[Data entries]
******

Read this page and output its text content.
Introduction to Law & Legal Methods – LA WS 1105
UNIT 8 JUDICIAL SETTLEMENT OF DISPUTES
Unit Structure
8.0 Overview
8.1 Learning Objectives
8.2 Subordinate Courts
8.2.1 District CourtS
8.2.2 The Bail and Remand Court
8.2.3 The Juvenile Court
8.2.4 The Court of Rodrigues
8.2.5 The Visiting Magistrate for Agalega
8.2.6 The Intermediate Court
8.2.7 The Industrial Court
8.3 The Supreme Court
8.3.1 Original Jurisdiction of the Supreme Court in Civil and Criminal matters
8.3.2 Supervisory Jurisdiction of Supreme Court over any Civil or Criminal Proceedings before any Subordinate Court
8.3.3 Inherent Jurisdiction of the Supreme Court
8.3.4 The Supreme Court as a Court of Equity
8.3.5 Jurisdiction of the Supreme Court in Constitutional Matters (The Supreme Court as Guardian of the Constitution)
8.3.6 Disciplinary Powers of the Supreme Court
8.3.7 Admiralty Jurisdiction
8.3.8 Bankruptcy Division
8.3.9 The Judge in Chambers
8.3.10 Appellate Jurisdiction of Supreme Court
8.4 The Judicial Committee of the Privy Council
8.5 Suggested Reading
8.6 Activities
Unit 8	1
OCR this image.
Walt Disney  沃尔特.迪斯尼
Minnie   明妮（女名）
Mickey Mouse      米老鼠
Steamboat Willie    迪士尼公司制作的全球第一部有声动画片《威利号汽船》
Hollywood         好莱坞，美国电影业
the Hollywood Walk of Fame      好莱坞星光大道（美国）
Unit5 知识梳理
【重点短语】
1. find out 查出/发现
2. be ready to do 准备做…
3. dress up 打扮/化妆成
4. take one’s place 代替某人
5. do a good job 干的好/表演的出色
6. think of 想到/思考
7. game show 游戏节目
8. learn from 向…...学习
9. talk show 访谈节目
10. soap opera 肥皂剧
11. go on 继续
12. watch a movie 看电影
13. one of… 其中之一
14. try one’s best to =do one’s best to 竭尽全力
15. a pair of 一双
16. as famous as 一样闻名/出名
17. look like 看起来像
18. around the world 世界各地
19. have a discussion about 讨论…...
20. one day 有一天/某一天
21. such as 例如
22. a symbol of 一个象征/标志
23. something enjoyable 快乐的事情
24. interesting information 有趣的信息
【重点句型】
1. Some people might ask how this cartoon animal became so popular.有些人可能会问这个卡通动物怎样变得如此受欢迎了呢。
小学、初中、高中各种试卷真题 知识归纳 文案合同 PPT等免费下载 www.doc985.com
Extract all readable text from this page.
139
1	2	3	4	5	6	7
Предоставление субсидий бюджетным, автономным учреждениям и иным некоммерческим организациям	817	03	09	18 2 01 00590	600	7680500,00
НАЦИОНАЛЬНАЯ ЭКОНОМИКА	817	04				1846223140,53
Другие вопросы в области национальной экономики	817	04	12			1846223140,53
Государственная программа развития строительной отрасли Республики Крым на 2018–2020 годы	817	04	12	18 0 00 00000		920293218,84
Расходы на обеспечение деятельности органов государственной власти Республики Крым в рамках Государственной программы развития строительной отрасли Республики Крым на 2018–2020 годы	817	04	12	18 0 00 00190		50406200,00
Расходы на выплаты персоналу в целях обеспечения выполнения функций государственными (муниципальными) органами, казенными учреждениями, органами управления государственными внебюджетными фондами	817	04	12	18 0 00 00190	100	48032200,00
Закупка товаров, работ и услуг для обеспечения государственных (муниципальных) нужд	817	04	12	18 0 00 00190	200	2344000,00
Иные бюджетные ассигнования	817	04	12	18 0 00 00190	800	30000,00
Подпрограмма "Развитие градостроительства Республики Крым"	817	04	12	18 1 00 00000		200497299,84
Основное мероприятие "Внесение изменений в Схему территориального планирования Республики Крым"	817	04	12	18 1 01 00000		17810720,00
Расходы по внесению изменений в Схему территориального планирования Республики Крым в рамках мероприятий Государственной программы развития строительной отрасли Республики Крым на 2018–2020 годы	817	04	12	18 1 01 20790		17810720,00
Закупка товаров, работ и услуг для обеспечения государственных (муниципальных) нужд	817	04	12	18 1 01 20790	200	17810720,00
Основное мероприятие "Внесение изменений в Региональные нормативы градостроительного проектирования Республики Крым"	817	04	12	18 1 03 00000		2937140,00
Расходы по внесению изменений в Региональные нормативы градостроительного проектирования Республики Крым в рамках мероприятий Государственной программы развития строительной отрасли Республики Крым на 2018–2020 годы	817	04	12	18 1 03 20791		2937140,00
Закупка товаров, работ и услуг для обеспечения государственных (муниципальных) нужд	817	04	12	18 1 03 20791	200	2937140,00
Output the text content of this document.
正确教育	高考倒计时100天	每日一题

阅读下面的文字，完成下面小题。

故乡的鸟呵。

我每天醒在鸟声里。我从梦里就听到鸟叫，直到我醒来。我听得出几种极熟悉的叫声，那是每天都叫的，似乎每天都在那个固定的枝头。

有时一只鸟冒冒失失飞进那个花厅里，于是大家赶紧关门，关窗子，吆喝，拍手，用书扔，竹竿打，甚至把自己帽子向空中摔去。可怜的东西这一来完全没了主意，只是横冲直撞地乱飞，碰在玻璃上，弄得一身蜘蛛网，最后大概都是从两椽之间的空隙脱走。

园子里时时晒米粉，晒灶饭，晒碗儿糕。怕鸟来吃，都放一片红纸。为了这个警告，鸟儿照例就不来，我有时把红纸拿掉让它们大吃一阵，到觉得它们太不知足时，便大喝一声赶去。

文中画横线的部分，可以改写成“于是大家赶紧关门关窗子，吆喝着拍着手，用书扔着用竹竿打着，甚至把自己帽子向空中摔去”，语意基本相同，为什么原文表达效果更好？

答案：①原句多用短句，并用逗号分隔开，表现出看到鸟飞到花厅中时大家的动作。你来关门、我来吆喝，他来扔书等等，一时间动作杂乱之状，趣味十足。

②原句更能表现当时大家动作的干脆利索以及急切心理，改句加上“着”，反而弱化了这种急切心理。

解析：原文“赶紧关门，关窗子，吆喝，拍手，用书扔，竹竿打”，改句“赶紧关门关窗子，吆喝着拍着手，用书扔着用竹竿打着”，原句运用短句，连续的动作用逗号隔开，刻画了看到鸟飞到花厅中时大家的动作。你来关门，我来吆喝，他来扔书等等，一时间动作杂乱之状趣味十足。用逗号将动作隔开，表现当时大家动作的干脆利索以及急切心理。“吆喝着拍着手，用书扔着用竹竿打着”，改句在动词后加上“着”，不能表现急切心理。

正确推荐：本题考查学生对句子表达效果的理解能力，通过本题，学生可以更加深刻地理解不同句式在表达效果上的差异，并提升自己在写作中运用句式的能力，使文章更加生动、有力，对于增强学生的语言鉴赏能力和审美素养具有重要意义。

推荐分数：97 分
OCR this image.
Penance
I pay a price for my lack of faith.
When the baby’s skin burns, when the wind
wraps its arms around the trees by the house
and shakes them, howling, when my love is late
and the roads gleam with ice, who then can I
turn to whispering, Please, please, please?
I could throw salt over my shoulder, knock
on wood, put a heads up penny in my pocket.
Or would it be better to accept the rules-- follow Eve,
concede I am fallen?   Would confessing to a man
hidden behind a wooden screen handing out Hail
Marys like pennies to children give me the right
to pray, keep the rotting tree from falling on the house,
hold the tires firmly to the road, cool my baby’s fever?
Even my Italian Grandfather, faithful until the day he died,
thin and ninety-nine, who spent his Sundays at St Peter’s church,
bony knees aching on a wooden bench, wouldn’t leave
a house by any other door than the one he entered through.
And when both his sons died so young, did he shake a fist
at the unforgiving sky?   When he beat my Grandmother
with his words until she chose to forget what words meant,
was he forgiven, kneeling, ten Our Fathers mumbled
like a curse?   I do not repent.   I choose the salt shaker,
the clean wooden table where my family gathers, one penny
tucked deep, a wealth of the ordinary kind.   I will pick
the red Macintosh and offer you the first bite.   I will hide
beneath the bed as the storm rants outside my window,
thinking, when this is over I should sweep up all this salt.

******

Exercise prompt: Each line above that holds the string "Subordinate" should be copied and shown.

Correct output:
8.2 Subordinate Courts
8.3.2 Supervisory Jurisdiction of Supreme Court over any Civil or Criminal Proceedings before any Subordinate Court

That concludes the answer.